## DIRECTIVE A
Echo, without alteration, the part of the records that opens with the line containing "decompose this screenshot" and closes with the line containing "- nav-item-营销[interactable]: 营销: [703, 16, 737, 41]", including both of those lines. Leave the pictures out of your reply.
═════ SELECTED TEXT ═════
03. The transformative possibilities change with each stage of development of the property form. Land enclosure produced reactive and utopian peasant resistance. The mass production of the thing as commodity produced both the radical and reformist labor movements. The new forms of exploitation layered on top of these ongoing ones is producing new kinds of contestation and accommodation.

04. The new stage of commodification is less about extracting surplus value from labor as extracting surplus information from play. It extracts value by offering information for free, but extracting more information in return – surplus information.

05. But this new form of the commodity economy does not go unchallenged. The counter-currents it produces may not however be adequately captured by the category of ‘politics’. Maybe the struggle is, as Bogdanov would say, between commodification and the possibility of better forms of organization. The problem of organization is at once one of resources, techniques, human and inhuman forces, affect and information.

06. Is it not strange that so much of what was once forward-looking leftist discourse is now longing for the past? It wants its October a second time. Or: It wants a Christ-Lenin-messiah. It wants leaps and events. It wants an autonomous sphere of political action at a time when any such autonomous domain seems clearly not to exist. The problem of modes of organization must be posed again, and outside the domain of political theory.

07. Of course political theory is preferable to the apolitical theory that caved in to the language of ‘there is no alternative’. But our alternatives must be based on an analysis of current forms of commodity relation, not on ahistorical, philosophical understandings of eternal capitalism. We must restart what Castoriadis called the imaginary institution, by which organization finds the phase changes implied in its own form.

08. By their rhetoric you shall know them. The talk these days is of disruption, creation, destruction. The old language of the avant gardes and revolutionaries is now the province of Silicon valley publicists. So we need a careful analysis of that language – and we need a new avant garde. Its clear that this is a commodity economy busy cannibalizing its own means of subsistence. It has run out of ideas. The task of the neo-liberal state is to destroy the social so that it may be commodified, even though this will result in less efficient and effective forms of organization. So: let there be iPads in the charter schools! The result will be less effective, and more expensive, which is of course the goal.
═════ DATA SHOWN ═════
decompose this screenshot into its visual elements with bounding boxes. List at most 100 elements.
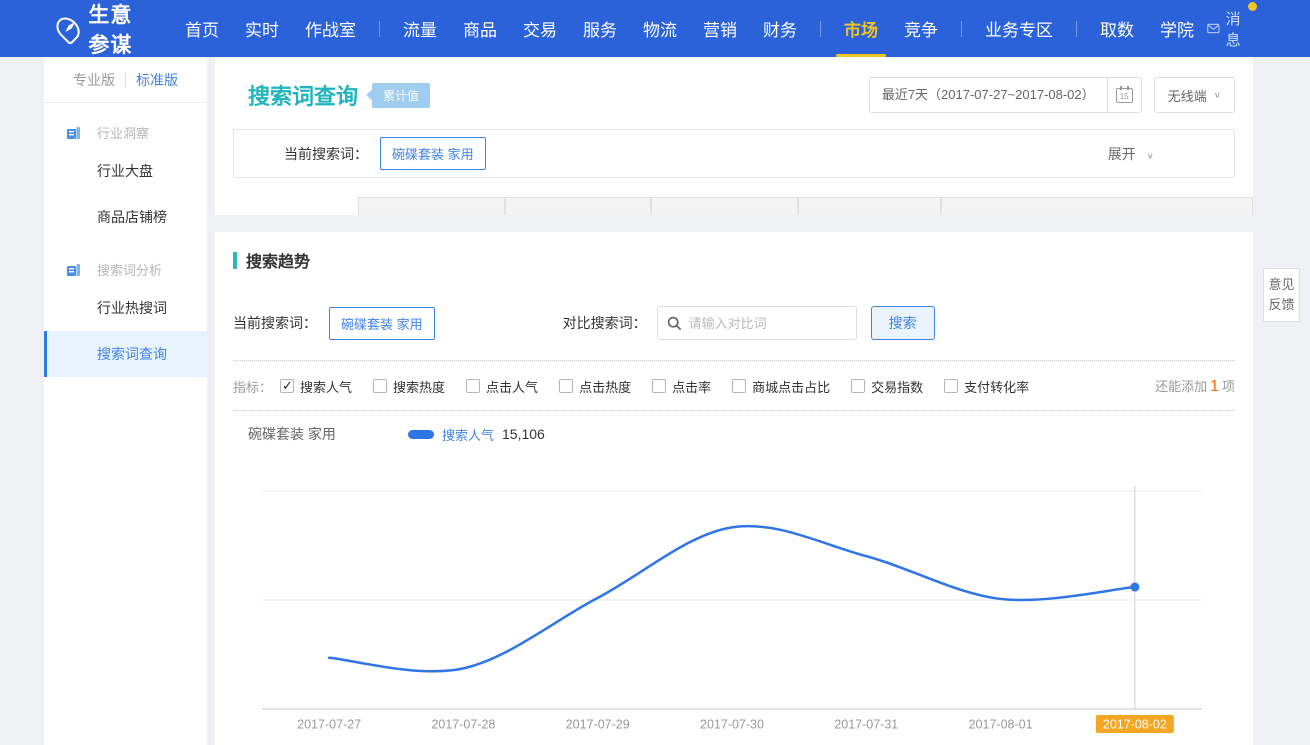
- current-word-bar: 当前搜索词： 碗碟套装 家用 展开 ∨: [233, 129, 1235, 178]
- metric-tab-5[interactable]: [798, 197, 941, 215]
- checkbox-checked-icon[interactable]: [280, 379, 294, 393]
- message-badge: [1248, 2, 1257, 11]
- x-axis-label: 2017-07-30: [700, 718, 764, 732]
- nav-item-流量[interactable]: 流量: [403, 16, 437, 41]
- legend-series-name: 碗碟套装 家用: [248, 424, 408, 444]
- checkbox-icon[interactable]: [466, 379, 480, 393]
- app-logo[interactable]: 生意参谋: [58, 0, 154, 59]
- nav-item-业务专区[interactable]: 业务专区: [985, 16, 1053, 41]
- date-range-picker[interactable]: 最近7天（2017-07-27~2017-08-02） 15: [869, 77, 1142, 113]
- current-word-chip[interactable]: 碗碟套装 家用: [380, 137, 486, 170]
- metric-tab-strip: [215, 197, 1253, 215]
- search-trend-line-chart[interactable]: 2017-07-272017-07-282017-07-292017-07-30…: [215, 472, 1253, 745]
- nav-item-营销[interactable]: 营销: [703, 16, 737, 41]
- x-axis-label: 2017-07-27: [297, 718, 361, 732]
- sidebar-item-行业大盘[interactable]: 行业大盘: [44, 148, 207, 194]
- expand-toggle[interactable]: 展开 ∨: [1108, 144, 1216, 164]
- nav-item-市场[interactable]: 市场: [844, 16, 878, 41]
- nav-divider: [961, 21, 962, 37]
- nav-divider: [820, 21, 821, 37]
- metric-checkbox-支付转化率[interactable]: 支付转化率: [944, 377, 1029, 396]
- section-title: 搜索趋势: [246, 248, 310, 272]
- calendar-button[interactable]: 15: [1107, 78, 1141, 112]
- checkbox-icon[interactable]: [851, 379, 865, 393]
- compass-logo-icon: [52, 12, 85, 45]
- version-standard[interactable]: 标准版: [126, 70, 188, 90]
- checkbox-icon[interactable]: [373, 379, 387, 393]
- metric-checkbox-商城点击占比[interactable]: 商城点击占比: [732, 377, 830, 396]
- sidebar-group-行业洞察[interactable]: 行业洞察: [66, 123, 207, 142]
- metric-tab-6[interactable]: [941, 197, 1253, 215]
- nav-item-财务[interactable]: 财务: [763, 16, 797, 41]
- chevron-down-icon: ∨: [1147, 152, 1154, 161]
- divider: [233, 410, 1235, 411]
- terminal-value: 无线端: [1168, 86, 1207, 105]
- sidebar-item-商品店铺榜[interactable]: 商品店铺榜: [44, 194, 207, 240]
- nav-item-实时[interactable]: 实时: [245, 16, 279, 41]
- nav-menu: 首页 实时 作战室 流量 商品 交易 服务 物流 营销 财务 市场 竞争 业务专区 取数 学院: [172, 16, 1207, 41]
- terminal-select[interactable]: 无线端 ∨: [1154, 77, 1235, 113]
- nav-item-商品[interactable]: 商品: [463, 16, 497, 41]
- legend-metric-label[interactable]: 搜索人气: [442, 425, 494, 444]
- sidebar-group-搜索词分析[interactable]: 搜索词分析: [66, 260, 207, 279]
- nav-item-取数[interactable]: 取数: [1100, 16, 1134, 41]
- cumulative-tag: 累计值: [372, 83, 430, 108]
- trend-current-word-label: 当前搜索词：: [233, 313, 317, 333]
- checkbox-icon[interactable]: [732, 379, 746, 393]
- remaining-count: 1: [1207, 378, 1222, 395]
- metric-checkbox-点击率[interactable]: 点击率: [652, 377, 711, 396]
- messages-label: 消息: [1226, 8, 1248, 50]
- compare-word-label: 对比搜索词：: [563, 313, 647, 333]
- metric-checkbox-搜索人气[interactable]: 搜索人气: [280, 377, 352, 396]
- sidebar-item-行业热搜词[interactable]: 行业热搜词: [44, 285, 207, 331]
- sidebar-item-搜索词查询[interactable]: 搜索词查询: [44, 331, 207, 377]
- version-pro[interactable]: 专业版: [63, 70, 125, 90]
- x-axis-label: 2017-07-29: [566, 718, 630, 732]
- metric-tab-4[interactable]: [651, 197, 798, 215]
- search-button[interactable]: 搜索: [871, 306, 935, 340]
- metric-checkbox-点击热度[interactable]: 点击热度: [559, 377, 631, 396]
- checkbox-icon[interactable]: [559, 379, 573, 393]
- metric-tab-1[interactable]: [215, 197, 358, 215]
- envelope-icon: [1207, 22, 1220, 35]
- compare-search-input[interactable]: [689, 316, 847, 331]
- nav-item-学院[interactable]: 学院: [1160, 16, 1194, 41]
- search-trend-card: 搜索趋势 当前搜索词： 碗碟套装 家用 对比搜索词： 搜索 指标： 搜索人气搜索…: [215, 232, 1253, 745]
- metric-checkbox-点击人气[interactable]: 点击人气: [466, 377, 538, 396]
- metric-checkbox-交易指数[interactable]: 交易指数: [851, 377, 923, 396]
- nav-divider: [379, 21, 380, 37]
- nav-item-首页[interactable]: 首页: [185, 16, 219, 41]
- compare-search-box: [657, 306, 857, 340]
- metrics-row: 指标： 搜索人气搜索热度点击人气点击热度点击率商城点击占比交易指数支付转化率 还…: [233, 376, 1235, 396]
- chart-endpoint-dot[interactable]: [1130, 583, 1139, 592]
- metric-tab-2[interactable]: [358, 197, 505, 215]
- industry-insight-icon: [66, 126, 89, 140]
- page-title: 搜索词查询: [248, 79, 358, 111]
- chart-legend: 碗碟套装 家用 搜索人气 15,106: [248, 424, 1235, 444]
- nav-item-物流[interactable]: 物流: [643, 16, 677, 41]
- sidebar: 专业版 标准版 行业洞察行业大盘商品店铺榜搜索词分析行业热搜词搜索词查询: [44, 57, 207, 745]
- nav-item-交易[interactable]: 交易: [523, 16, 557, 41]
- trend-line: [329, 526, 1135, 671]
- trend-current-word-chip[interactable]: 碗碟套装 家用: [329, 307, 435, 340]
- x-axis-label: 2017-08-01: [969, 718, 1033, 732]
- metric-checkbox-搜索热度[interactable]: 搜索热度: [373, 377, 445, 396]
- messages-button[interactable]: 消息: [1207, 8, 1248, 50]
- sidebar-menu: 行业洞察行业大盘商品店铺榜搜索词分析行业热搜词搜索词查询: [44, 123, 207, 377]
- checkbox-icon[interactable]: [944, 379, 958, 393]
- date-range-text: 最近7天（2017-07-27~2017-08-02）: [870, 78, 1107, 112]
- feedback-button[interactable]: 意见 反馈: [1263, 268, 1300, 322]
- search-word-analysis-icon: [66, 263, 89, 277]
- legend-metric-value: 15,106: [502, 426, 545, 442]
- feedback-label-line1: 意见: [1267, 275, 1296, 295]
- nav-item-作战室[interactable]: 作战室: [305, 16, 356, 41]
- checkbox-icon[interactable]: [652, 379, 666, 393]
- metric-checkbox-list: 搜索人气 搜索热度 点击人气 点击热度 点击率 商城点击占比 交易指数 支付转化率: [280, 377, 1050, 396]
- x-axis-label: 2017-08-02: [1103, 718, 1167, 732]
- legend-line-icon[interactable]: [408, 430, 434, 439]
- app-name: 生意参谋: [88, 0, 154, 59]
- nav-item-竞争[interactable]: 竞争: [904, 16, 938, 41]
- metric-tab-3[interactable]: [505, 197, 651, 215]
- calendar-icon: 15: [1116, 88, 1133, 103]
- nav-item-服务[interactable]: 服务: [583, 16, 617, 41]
═════
═════ DATA SHOWN ═════
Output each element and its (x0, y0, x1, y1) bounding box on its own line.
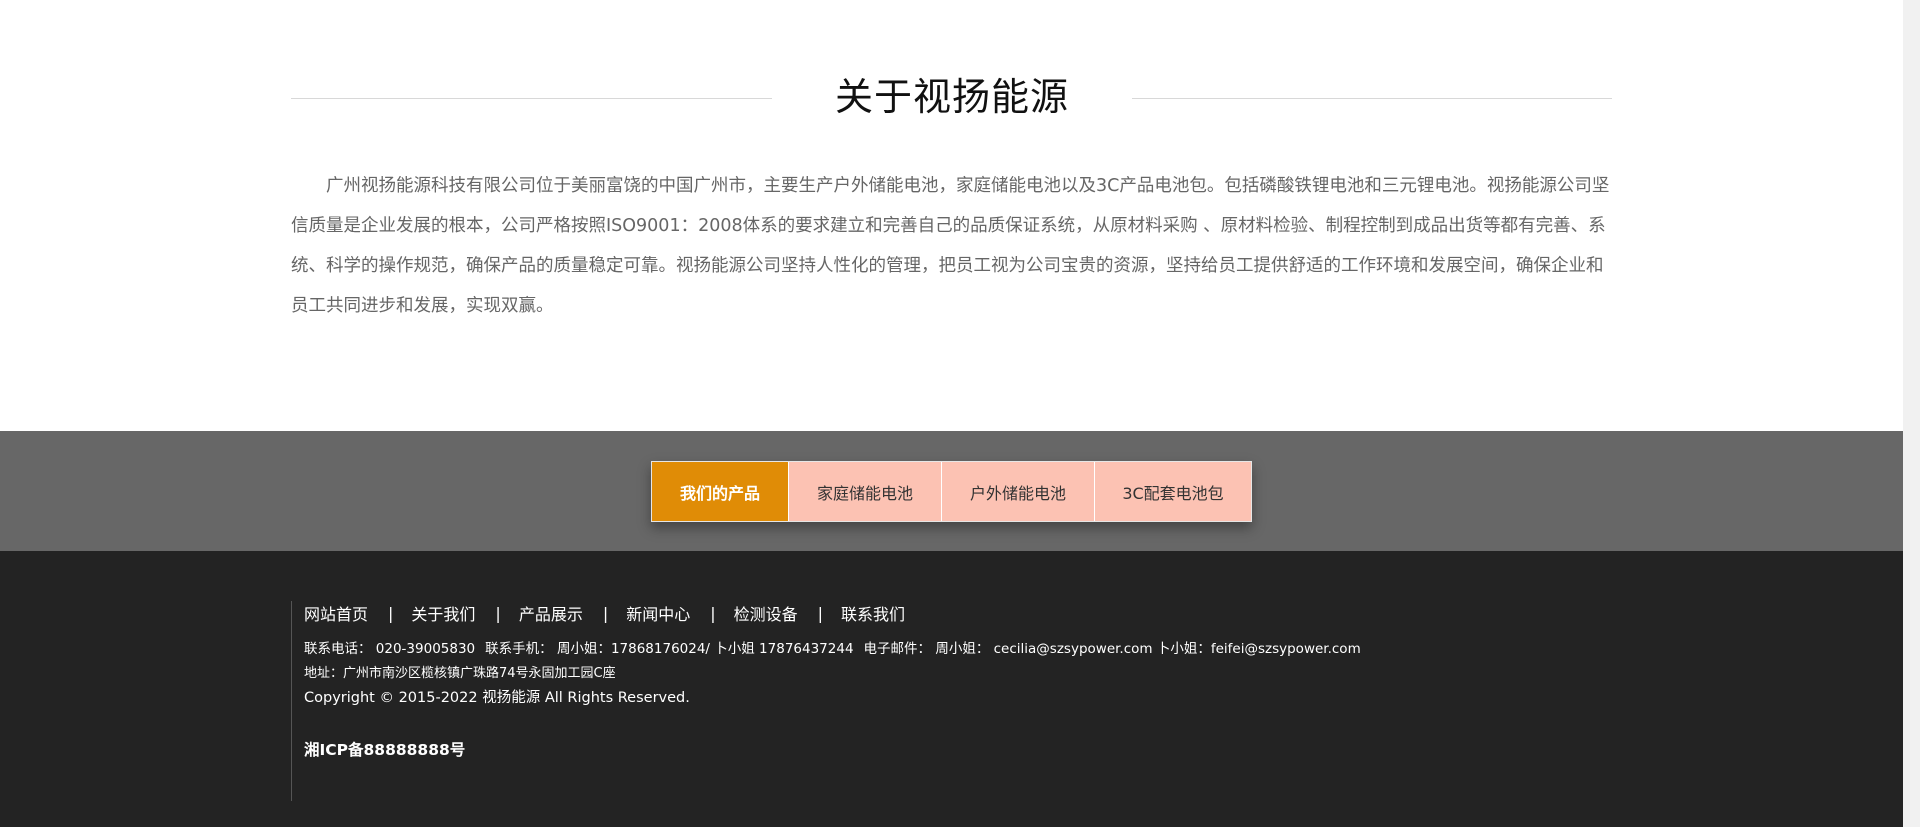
═════
## DIRECTIVE B
Duplicate the entire passage on commodification and new forms of organization without altering a single character.

## FINISHED ANSWER A
decompose this screenshot into its visual elements with bounding boxes. List at most 100 elements.
- current-word-bar: 当前搜索词： 碗碟套装 家用 展开 ∨: [233, 129, 1235, 178]
- metric-tab-5[interactable]: [798, 197, 941, 215]
- checkbox-checked-icon[interactable]: [280, 379, 294, 393]
- message-badge: [1248, 2, 1257, 11]
- x-axis-label: 2017-07-30: [700, 718, 764, 732]
- nav-item-流量[interactable]: 流量: [403, 16, 437, 41]
- legend-series-name: 碗碟套装 家用: [248, 424, 408, 444]
- checkbox-icon[interactable]: [466, 379, 480, 393]
- app-logo[interactable]: 生意参谋: [58, 0, 154, 59]
- nav-item-业务专区[interactable]: 业务专区: [985, 16, 1053, 41]
- date-range-picker[interactable]: 最近7天（2017-07-27~2017-08-02） 15: [869, 77, 1142, 113]
- current-word-chip[interactable]: 碗碟套装 家用: [380, 137, 486, 170]
- metric-tab-strip: [215, 197, 1253, 215]
- search-trend-line-chart[interactable]: 2017-07-272017-07-282017-07-292017-07-30…: [215, 472, 1253, 745]
- nav-item-营销[interactable]: 营销: [703, 16, 737, 41]

## FINISHED ANSWER B
03. The transformative possibilities change with each stage of development of the property form. Land enclosure produced reactive and utopian peasant resistance. The mass production of the thing as commodity produced both the radical and reformist labor movements. The new forms of exploitation layered on top of these ongoing ones is producing new kinds of contestation and accommodation.

04. The new stage of commodification is less about extracting surplus value from labor as extracting surplus information from play. It extracts value by offering information for free, but extracting more information in return – surplus information.

05. But this new form of the commodity economy does not go unchallenged. The counter-currents it produces may not however be adequately captured by the category of ‘politics’. Maybe the struggle is, as Bogdanov would say, between commodification and the possibility of better forms of organization. The problem of organization is at once one of resources, techniques, human and inhuman forces, affect and information.

06. Is it not strange that so much of what was once forward-looking leftist discourse is now longing for the past? It wants its October a second time. Or: It wants a Christ-Lenin-messiah. It wants leaps and events. It wants an autonomous sphere of political action at a time when any such autonomous domain seems clearly not to exist. The problem of modes of organization must be posed again, and outside the domain of political theory.

07. Of course political theory is preferable to the apolitical theory that caved in to the language of ‘there is no alternative’. But our alternatives must be based on an analysis of current forms of commodity relation, not on ahistorical, philosophical understandings of eternal capitalism. We must restart what Castoriadis called the imaginary institution, by which organization finds the phase changes implied in its own form.

08. By their rhetoric you shall know them. The talk these days is of disruption, creation, destruction. The old language of the avant gardes and revolutionaries is now the province of Silicon valley publicists. So we need a careful analysis of that language – and we need a new avant garde. Its clear that this is a commodity economy busy cannibalizing its own means of subsistence. It has run out of ideas. The task of the neo-liberal state is to destroy the social so that it may be commodified, even though this will result in less efficient and effective forms of organization. So: let there be iPads in the charter schools! The result will be less effective, and more expensive, which is of course the goal.